** Begin Records provided **

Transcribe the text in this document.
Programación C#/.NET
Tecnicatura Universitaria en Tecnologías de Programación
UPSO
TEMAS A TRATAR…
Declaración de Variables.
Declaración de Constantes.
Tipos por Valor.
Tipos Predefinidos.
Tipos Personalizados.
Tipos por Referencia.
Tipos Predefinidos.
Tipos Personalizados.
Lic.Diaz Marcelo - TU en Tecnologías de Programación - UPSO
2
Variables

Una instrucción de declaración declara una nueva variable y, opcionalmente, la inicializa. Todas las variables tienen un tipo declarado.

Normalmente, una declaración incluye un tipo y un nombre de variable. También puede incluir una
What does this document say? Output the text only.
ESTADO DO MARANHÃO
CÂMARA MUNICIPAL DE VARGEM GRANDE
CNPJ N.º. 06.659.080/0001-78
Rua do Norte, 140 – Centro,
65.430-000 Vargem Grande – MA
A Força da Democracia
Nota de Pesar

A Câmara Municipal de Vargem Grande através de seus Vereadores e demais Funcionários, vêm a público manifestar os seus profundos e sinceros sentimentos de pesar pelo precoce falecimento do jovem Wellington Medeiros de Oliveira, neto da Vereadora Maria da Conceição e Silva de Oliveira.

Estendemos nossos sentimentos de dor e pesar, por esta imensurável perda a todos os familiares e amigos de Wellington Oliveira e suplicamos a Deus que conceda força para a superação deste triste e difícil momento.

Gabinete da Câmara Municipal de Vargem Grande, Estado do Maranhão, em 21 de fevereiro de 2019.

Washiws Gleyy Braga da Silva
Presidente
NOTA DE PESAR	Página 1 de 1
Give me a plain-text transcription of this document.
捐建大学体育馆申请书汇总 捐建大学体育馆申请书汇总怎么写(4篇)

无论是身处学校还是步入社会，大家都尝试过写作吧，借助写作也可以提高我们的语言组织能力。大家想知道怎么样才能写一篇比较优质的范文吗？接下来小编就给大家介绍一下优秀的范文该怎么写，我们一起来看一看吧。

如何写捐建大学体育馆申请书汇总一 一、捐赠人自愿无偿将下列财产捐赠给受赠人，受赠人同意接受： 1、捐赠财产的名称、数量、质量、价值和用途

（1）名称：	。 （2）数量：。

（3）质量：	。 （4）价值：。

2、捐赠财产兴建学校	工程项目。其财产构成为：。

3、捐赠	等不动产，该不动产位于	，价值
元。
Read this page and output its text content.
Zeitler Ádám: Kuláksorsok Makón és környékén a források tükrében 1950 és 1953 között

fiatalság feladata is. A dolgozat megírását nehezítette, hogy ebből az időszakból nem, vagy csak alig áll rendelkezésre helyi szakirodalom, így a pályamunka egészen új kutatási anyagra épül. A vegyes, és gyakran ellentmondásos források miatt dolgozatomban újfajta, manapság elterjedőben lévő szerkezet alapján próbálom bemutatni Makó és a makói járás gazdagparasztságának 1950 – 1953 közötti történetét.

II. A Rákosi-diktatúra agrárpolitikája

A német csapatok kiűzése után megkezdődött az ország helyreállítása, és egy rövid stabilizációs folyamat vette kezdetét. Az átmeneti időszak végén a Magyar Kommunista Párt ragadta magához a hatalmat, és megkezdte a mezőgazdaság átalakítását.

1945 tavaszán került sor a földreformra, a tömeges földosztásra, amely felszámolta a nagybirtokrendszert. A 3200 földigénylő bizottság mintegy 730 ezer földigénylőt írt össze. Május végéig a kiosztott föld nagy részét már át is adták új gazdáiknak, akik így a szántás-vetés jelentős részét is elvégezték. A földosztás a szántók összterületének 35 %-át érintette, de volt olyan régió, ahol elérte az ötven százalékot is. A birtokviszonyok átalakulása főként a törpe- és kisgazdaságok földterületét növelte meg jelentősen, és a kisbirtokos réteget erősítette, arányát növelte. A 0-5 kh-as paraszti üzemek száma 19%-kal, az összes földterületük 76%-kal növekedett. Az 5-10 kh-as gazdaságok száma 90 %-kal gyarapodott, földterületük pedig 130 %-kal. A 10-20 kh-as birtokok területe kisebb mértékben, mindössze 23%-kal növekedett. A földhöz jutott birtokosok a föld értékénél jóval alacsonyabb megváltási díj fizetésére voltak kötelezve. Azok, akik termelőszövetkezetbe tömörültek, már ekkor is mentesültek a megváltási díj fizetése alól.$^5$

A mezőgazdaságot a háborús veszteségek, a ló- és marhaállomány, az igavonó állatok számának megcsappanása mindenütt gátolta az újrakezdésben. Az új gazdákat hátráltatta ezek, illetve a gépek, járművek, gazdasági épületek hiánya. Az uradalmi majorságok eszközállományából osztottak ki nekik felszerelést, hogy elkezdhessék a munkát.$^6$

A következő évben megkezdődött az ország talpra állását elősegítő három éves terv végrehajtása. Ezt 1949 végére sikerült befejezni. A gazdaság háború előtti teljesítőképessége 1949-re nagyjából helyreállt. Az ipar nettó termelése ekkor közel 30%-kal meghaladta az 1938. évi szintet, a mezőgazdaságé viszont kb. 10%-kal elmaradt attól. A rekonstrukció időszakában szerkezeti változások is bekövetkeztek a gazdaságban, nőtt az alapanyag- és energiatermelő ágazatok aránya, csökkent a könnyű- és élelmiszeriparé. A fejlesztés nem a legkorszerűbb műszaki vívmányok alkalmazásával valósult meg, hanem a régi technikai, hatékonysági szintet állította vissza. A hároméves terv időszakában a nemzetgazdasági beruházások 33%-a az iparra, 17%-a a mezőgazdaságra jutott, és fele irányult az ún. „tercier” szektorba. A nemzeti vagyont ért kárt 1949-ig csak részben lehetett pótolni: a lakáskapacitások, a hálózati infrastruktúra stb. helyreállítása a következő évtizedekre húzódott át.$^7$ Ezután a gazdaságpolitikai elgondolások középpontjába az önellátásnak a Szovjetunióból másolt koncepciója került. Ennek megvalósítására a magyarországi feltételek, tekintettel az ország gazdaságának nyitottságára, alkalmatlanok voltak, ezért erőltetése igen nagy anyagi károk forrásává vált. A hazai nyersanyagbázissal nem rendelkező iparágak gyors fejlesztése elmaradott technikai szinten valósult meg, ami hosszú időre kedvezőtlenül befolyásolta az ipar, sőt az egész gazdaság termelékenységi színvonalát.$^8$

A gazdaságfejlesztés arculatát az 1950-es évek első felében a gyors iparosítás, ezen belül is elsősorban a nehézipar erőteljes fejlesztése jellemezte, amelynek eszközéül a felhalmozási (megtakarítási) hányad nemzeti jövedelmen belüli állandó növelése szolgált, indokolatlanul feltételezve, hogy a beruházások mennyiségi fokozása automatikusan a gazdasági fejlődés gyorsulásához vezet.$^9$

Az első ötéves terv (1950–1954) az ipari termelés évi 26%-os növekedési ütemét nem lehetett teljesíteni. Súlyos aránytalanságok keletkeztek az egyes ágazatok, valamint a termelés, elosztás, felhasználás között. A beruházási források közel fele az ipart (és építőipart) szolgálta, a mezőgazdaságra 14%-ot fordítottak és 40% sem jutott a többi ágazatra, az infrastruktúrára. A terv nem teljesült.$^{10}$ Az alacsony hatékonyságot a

** End Records provided **

Extract, from the material above, each line holding the word "Wellington".

--- Task output ---
A Câmara Municipal de Vargem Grande através de seus Vereadores e demais Funcionários, vêm a público manifestar os seus profundos e sinceros sentimentos de pesar pelo precoce falecimento do jovem Wellington Medeiros de Oliveira, neto da Vereadora Maria da Conceição e Silva de Oliveira.
Estendemos nossos sentimentos de dor e pesar, por esta imensurável perda a todos os familiares e amigos de Wellington Oliveira e suplicamos a Deus que conceda força para a superação deste triste e difícil momento.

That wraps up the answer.